→ **What to produce**
Copy out all lines carrying the word "blijft".

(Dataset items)
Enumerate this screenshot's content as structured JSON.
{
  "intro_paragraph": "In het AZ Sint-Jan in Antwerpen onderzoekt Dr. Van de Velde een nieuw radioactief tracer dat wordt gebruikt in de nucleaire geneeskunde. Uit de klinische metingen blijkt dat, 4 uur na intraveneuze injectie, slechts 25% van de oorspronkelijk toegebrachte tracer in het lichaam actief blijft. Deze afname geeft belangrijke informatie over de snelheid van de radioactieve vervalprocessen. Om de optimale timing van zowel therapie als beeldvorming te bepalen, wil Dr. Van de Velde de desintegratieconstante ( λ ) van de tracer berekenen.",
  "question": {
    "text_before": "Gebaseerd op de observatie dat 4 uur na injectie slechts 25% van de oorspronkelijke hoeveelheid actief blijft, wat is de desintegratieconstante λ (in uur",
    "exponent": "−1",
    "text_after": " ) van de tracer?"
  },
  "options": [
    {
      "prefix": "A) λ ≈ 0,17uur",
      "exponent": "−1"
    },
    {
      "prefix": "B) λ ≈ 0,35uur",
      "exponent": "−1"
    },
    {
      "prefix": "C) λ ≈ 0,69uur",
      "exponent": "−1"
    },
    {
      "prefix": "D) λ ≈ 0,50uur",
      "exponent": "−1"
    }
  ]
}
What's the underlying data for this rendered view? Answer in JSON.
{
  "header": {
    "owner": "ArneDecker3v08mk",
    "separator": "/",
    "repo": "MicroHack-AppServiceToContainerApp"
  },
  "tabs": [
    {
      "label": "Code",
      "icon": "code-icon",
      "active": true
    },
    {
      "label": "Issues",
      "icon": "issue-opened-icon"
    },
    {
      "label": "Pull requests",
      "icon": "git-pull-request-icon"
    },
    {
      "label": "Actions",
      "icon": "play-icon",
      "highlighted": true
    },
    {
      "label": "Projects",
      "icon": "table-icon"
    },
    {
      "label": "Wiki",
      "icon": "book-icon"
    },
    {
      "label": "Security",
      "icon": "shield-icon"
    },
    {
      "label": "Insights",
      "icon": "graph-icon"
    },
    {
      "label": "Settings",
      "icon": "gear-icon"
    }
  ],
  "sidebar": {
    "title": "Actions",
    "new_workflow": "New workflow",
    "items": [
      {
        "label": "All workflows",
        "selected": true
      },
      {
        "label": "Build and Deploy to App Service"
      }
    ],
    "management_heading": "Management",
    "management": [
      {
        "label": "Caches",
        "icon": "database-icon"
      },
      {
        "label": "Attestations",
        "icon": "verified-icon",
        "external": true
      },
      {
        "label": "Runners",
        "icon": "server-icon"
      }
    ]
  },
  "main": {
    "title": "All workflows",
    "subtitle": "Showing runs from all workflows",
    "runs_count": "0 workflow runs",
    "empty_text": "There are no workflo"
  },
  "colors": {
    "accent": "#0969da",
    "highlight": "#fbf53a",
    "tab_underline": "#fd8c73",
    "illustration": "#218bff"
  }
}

→ **Completed exercise**
  "intro_paragraph": "In het AZ Sint-Jan in Antwerpen onderzoekt Dr. Van de Velde een nieuw radioactief tracer dat wordt gebruikt in de nucleaire geneeskunde. Uit de klinische metingen blijkt dat, 4 uur na intraveneuze injectie, slechts 25% van de oorspronkelijk toegebrachte tracer in het lichaam actief blijft. Deze afname geeft belangrijke informatie over de snelheid van de radioactieve vervalprocessen. Om de optimale timing van zowel therapie als beeldvorming te bepalen, wil Dr. Van de Velde de desintegratieconstante ( λ ) van de tracer berekenen.",
    "text_before": "Gebaseerd op de observatie dat 4 uur na injectie slechts 25% van de oorspronkelijke hoeveelheid actief blijft, wat is de desintegratieconstante λ (in uur",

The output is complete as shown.